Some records
— begin —
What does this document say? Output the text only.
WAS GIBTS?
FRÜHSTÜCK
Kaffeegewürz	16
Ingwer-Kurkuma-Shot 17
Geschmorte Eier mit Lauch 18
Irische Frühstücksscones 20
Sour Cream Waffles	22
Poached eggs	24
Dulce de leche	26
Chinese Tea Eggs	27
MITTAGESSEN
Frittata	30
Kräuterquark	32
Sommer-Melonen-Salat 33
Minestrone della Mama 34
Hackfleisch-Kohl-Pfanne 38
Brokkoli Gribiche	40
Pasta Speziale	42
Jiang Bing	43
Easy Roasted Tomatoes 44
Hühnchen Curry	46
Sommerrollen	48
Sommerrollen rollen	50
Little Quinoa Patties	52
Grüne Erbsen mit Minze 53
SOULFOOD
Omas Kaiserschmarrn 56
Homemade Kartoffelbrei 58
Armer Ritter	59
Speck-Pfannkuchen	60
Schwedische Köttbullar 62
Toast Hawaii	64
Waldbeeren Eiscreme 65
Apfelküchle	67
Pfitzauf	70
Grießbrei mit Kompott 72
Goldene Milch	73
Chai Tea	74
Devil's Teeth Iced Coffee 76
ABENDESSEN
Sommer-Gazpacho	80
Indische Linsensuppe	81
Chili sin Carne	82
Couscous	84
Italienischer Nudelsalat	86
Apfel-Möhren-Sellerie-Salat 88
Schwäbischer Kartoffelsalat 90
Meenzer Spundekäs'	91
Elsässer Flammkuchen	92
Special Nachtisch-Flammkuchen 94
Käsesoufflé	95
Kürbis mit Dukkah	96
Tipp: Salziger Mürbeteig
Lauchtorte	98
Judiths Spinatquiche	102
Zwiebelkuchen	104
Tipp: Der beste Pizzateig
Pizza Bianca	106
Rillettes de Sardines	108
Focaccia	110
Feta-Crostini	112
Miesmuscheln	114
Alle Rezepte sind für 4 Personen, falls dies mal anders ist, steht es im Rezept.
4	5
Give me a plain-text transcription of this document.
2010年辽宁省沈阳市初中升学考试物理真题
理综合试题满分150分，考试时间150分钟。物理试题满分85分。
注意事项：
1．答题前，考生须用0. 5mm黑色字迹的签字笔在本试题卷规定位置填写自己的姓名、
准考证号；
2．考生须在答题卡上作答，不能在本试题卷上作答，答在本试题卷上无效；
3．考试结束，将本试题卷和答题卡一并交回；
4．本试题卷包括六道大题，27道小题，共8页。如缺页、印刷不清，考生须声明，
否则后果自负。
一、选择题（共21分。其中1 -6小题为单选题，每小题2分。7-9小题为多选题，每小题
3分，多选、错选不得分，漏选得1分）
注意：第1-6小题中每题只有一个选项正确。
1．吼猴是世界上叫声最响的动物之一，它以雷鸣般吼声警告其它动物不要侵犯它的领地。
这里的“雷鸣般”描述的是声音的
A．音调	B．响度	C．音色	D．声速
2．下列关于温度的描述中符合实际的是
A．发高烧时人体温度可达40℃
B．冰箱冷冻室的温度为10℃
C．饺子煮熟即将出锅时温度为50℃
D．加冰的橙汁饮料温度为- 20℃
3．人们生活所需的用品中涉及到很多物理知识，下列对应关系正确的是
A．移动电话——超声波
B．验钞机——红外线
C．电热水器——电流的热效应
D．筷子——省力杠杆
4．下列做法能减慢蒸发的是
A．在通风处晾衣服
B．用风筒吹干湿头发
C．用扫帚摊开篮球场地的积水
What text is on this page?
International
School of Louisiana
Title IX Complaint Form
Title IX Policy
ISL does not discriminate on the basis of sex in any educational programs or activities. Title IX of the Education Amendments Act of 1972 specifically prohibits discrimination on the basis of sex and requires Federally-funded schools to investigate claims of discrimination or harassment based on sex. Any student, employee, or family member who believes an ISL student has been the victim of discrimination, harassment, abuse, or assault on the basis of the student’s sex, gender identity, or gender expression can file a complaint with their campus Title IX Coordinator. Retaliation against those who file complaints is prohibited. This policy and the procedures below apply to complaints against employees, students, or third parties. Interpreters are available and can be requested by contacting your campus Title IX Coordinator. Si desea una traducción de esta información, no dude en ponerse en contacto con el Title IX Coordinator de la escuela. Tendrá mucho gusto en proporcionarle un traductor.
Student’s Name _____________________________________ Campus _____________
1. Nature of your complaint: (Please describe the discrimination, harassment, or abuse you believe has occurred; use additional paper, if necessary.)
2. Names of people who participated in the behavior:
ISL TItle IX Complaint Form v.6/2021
— end —
• **GOAL**
Copy out each record exactly as given, omitting none.

• **RESULT OF THE EXERCISE**
What does this document say? Output the text only.
WAS GIBTS?
FRÜHSTÜCK
Kaffeegewürz	16
Ingwer-Kurkuma-Shot 17
Geschmorte Eier mit Lauch 18
Irische Frühstücksscones 20
Sour Cream Waffles	22
Poached eggs	24
Dulce de leche	26
Chinese Tea Eggs	27
MITTAGESSEN
Frittata	30
Kräuterquark	32
Sommer-Melonen-Salat 33
Minestrone della Mama 34
Hackfleisch-Kohl-Pfanne 38
Brokkoli Gribiche	40
Pasta Speziale	42
Jiang Bing	43
Easy Roasted Tomatoes 44
Hühnchen Curry	46
Sommerrollen	48
Sommerrollen rollen	50
Little Quinoa Patties	52
Grüne Erbsen mit Minze 53
SOULFOOD
Omas Kaiserschmarrn 56
Homemade Kartoffelbrei 58
Armer Ritter	59
Speck-Pfannkuchen	60
Schwedische Köttbullar 62
Toast Hawaii	64
Waldbeeren Eiscreme 65
Apfelküchle	67
Pfitzauf	70
Grießbrei mit Kompott 72
Goldene Milch	73
Chai Tea	74
Devil's Teeth Iced Coffee 76
ABENDESSEN
Sommer-Gazpacho	80
Indische Linsensuppe	81
Chili sin Carne	82
Couscous	84
Italienischer Nudelsalat	86
Apfel-Möhren-Sellerie-Salat 88
Schwäbischer Kartoffelsalat 90
Meenzer Spundekäs'	91
Elsässer Flammkuchen	92
Special Nachtisch-Flammkuchen 94
Käsesoufflé	95
Kürbis mit Dukkah	96
Tipp: Salziger Mürbeteig
Lauchtorte	98
Judiths Spinatquiche	102
Zwiebelkuchen	104
Tipp: Der beste Pizzateig
Pizza Bianca	106
Rillettes de Sardines	108
Focaccia	110
Feta-Crostini	112
Miesmuscheln	114
Alle Rezepte sind für 4 Personen, falls dies mal anders ist, steht es im Rezept.
4	5
Give me a plain-text transcription of this document.
2010年辽宁省沈阳市初中升学考试物理真题
理综合试题满分150分，考试时间150分钟。物理试题满分85分。
注意事项：
1．答题前，考生须用0. 5mm黑色字迹的签字笔在本试题卷规定位置填写自己的姓名、
准考证号；
2．考生须在答题卡上作答，不能在本试题卷上作答，答在本试题卷上无效；
3．考试结束，将本试题卷和答题卡一并交回；
4．本试题卷包括六道大题，27道小题，共8页。如缺页、印刷不清，考生须声明，
否则后果自负。
一、选择题（共21分。其中1 -6小题为单选题，每小题2分。7-9小题为多选题，每小题
3分，多选、错选不得分，漏选得1分）
注意：第1-6小题中每题只有一个选项正确。
1．吼猴是世界上叫声最响的动物之一，它以雷鸣般吼声警告其它动物不要侵犯它的领地。
这里的“雷鸣般”描述的是声音的
A．音调	B．响度	C．音色	D．声速
2．下列关于温度的描述中符合实际的是
A．发高烧时人体温度可达40℃
B．冰箱冷冻室的温度为10℃
C．饺子煮熟即将出锅时温度为50℃
D．加冰的橙汁饮料温度为- 20℃
3．人们生活所需的用品中涉及到很多物理知识，下列对应关系正确的是
A．移动电话——超声波
B．验钞机——红外线
C．电热水器——电流的热效应
D．筷子——省力杠杆
4．下列做法能减慢蒸发的是
A．在通风处晾衣服
B．用风筒吹干湿头发
C．用扫帚摊开篮球场地的积水
What text is on this page?
International
School of Louisiana
Title IX Complaint Form
Title IX Policy
ISL does not discriminate on the basis of sex in any educational programs or activities. Title IX of the Education Amendments Act of 1972 specifically prohibits discrimination on the basis of sex and requires Federally-funded schools to investigate claims of discrimination or harassment based on sex. Any student, employee, or family member who believes an ISL student has been the victim of discrimination, harassment, abuse, or assault on the basis of the student’s sex, gender identity, or gender expression can file a complaint with their campus Title IX Coordinator. Retaliation against those who file complaints is prohibited. This policy and the procedures below apply to complaints against employees, students, or third parties. Interpreters are available and can be requested by contacting your campus Title IX Coordinator. Si desea una traducción de esta información, no dude en ponerse en contacto con el Title IX Coordinator de la escuela. Tendrá mucho gusto en proporcionarle un traductor.
Student’s Name _____________________________________ Campus _____________
1. Nature of your complaint: (Please describe the discrimination, harassment, or abuse you believe has occurred; use additional paper, if necessary.)
2. Names of people who participated in the behavior:
ISL TItle IX Complaint Form v.6/2021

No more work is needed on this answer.